PROBLEM STATEMENT: Locate all lines in the data below that hold "vatten" and show them.

(Data records)
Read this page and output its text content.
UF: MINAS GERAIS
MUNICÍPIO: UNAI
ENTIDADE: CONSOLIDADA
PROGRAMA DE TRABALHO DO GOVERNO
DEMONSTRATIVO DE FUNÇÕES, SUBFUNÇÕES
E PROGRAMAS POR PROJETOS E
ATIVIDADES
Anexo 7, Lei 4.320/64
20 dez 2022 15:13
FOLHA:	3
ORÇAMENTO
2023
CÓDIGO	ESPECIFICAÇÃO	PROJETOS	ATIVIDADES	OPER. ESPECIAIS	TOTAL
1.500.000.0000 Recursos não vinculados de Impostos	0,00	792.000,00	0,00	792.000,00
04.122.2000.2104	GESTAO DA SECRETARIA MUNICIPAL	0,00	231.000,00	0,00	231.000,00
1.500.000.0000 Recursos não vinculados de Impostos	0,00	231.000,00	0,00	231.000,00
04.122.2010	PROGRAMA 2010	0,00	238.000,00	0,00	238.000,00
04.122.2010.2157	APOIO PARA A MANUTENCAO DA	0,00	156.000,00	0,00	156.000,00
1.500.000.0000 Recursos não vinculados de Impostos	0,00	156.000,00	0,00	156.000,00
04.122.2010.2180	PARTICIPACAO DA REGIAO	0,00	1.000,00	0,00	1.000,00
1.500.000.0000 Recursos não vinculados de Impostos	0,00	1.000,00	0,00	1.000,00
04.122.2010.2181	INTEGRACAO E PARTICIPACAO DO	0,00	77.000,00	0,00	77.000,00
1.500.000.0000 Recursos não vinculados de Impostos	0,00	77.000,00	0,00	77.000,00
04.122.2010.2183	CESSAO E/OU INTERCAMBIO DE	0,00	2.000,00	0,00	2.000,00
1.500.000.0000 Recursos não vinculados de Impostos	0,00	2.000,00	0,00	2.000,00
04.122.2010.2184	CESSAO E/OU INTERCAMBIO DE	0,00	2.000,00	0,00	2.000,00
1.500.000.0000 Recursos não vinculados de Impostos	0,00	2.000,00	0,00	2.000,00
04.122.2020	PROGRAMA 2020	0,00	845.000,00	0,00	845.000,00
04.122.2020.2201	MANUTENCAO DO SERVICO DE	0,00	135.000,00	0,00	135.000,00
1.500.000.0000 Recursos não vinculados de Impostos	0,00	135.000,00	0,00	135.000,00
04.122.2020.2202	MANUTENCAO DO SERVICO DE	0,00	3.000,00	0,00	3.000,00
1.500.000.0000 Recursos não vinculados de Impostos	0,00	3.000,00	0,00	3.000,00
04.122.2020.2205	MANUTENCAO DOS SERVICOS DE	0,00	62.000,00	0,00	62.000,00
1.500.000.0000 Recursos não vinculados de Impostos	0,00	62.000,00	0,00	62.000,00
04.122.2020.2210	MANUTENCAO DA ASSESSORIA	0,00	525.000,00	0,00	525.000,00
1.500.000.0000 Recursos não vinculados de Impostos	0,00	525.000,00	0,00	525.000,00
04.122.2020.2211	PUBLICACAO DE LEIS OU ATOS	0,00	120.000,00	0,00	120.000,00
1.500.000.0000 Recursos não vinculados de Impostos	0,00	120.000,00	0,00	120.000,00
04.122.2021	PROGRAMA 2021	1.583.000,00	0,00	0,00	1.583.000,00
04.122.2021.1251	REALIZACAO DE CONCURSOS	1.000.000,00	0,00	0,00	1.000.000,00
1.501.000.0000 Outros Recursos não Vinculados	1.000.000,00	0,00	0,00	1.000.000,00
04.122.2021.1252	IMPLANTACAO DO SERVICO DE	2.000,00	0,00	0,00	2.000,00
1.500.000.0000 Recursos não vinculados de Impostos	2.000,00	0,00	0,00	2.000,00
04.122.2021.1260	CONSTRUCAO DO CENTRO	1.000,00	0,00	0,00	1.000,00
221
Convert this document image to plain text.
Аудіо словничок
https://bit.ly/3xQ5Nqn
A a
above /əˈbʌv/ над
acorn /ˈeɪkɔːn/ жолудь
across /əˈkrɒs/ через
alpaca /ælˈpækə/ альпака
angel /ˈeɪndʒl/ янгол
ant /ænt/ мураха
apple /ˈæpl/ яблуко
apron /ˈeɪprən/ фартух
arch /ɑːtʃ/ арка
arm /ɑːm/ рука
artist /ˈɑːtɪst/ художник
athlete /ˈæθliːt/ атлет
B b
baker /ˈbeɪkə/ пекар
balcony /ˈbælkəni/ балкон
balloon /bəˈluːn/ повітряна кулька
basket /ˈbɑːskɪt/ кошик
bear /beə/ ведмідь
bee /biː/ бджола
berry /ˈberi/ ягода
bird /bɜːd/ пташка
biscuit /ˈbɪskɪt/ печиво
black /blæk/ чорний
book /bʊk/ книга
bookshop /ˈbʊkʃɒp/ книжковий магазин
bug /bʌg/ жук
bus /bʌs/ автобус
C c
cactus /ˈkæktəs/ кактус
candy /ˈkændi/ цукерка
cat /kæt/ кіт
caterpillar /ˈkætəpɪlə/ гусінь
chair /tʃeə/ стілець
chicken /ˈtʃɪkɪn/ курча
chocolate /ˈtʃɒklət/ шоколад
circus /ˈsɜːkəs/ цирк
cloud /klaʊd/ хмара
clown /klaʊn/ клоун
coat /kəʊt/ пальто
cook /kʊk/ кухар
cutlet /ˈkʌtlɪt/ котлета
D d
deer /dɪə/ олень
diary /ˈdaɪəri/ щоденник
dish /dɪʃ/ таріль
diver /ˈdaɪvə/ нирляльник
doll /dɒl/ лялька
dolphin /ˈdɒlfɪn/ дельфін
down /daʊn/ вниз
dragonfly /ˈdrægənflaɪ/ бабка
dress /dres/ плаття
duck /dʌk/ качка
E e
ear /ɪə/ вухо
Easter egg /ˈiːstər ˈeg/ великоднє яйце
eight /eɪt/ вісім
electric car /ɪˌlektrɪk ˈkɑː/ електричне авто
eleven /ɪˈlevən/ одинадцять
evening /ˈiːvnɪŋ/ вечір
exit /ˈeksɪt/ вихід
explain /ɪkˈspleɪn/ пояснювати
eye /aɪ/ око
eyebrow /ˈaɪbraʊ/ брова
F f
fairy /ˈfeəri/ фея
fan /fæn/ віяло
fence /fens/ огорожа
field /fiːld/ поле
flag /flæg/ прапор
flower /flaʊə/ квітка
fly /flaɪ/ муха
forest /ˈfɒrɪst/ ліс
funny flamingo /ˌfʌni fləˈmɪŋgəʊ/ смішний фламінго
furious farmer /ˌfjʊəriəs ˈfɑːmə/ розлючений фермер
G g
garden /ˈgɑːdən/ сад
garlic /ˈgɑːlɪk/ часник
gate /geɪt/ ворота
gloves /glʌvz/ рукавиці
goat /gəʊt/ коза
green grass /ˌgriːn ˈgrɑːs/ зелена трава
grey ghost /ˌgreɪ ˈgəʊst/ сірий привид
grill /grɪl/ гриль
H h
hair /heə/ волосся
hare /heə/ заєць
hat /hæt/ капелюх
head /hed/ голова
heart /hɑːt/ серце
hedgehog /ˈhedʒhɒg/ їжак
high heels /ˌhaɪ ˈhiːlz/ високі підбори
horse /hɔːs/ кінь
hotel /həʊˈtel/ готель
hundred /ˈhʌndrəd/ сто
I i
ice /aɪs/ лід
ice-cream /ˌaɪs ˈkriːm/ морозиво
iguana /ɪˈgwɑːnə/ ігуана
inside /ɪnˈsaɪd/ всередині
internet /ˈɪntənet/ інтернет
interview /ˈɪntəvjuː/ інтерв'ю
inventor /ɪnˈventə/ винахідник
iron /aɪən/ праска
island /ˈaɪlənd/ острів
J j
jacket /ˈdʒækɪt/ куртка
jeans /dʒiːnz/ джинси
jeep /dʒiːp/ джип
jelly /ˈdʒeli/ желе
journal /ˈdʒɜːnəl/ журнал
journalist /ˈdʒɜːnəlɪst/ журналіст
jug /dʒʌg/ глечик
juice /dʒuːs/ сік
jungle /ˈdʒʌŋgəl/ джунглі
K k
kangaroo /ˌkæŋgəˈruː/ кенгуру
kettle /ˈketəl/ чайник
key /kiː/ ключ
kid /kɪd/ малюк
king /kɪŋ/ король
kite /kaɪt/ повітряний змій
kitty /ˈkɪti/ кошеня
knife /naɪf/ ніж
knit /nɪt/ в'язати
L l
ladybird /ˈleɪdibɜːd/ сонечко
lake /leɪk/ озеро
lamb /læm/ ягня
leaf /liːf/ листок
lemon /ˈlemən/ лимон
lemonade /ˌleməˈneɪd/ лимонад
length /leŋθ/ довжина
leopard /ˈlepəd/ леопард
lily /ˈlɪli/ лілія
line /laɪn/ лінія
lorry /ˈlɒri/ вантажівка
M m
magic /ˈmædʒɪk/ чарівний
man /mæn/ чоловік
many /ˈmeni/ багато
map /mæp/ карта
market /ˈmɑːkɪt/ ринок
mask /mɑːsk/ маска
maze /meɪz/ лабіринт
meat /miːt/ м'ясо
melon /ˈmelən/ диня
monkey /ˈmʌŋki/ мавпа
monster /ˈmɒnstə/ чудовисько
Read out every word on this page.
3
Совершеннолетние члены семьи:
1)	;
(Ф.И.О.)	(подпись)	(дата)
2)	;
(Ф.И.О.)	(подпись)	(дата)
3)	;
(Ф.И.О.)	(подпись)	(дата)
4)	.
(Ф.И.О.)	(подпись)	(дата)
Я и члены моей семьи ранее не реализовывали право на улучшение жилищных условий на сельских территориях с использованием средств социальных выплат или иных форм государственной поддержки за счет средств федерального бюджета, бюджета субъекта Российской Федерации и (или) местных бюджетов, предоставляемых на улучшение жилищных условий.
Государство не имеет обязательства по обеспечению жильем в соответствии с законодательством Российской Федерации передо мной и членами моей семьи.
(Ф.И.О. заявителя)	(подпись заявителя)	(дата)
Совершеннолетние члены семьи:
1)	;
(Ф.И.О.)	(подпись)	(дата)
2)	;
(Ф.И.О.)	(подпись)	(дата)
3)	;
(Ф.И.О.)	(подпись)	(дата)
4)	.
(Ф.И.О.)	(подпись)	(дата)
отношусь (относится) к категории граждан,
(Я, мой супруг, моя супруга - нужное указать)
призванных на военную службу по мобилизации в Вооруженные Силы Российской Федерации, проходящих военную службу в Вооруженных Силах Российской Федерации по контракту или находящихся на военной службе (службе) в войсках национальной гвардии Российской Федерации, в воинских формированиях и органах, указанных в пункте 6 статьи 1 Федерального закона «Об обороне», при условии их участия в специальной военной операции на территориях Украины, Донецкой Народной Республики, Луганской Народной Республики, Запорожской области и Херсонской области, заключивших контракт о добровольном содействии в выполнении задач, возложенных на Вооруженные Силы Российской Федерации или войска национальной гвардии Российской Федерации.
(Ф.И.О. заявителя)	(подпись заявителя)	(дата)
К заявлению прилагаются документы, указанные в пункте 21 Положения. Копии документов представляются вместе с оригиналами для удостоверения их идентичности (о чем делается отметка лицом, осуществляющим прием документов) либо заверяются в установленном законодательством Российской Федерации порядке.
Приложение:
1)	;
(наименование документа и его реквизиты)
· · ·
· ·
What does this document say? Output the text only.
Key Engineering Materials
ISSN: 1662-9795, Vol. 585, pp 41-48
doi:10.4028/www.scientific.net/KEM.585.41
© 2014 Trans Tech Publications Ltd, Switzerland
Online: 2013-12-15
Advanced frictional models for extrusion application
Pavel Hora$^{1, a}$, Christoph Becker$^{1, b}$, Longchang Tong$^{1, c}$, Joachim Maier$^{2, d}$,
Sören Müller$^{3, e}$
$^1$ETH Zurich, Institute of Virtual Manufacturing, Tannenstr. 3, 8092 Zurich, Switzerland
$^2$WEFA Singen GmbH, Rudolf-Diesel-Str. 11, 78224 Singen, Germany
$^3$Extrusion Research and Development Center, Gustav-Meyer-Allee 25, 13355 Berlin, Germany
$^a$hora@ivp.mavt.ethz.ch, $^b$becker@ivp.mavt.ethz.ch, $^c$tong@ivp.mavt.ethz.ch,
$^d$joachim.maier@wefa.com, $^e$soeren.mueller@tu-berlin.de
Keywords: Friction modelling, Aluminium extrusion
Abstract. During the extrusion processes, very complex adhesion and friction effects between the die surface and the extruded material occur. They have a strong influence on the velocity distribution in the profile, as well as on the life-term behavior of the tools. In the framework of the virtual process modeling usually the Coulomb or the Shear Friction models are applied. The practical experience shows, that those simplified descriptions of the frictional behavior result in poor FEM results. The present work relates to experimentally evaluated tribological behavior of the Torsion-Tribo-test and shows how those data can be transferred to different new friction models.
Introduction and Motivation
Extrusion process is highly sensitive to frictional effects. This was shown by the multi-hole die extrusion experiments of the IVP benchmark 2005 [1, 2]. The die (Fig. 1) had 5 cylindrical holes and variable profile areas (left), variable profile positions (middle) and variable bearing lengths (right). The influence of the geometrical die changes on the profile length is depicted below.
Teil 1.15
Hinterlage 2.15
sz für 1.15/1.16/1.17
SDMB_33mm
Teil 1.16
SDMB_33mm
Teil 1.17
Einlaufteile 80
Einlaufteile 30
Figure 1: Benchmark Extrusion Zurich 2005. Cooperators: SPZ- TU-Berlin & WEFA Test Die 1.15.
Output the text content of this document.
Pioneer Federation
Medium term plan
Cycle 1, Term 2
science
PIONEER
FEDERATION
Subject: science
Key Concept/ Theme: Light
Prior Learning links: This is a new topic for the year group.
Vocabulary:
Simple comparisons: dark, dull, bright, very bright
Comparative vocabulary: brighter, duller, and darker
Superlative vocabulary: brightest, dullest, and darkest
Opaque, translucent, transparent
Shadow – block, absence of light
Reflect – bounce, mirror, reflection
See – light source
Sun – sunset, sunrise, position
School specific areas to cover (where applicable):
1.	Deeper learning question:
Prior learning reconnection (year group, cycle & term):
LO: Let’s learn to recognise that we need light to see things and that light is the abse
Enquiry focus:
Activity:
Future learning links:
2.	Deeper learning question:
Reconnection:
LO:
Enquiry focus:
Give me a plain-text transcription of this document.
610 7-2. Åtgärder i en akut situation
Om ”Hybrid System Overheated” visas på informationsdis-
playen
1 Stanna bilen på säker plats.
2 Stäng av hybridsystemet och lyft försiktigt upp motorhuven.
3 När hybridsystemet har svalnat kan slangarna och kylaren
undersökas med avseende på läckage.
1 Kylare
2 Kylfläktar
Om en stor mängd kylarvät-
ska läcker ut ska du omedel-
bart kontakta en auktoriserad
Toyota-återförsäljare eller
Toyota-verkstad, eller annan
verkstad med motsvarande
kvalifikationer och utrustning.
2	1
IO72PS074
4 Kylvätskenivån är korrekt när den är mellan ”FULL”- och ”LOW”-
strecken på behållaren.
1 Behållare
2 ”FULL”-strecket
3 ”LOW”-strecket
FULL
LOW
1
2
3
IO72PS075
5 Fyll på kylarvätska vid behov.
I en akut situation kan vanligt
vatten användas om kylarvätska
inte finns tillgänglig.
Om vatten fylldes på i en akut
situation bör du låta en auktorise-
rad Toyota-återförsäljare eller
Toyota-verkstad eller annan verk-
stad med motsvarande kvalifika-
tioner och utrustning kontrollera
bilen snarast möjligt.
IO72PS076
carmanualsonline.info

SOLUTION TO THIS EXERCISE:
vatten användas om kylarvätska
Om vatten fylldes på i en akut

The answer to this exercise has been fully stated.